What you have to do: Return all the data, word for word.

Data entries
────────────────
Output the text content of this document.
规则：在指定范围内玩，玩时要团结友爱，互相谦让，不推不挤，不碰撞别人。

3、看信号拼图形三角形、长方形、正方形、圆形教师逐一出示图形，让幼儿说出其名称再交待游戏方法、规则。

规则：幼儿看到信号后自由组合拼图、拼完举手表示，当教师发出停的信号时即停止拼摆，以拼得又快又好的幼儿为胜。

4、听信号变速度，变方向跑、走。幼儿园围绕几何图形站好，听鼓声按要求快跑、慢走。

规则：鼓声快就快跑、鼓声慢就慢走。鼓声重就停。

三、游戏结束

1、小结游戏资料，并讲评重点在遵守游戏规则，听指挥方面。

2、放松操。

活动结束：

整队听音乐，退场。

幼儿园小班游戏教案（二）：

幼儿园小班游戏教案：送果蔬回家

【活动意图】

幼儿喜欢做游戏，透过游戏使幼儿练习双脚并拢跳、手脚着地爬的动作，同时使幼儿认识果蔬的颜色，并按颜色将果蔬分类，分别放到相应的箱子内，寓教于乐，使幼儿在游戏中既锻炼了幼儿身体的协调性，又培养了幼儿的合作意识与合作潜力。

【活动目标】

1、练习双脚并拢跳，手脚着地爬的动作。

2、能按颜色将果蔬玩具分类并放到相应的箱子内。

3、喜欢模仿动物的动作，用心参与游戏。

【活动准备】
────────────────
Final result:
Output the text content of this document.
规则：在指定范围内玩，玩时要团结友爱，互相谦让，不推不挤，不碰撞别人。

3、看信号拼图形三角形、长方形、正方形、圆形教师逐一出示图形，让幼儿说出其名称再交待游戏方法、规则。

规则：幼儿看到信号后自由组合拼图、拼完举手表示，当教师发出停的信号时即停止拼摆，以拼得又快又好的幼儿为胜。

4、听信号变速度，变方向跑、走。幼儿园围绕几何图形站好，听鼓声按要求快跑、慢走。

规则：鼓声快就快跑、鼓声慢就慢走。鼓声重就停。

三、游戏结束

1、小结游戏资料，并讲评重点在遵守游戏规则，听指挥方面。

2、放松操。

活动结束：

整队听音乐，退场。

幼儿园小班游戏教案（二）：

幼儿园小班游戏教案：送果蔬回家

【活动意图】

幼儿喜欢做游戏，透过游戏使幼儿练习双脚并拢跳、手脚着地爬的动作，同时使幼儿认识果蔬的颜色，并按颜色将果蔬分类，分别放到相应的箱子内，寓教于乐，使幼儿在游戏中既锻炼了幼儿身体的协调性，又培养了幼儿的合作意识与合作潜力。

【活动目标】

1、练习双脚并拢跳，手脚着地爬的动作。

2、能按颜色将果蔬玩具分类并放到相应的箱子内。

3、喜欢模仿动物的动作，用心参与游戏。

【活动准备】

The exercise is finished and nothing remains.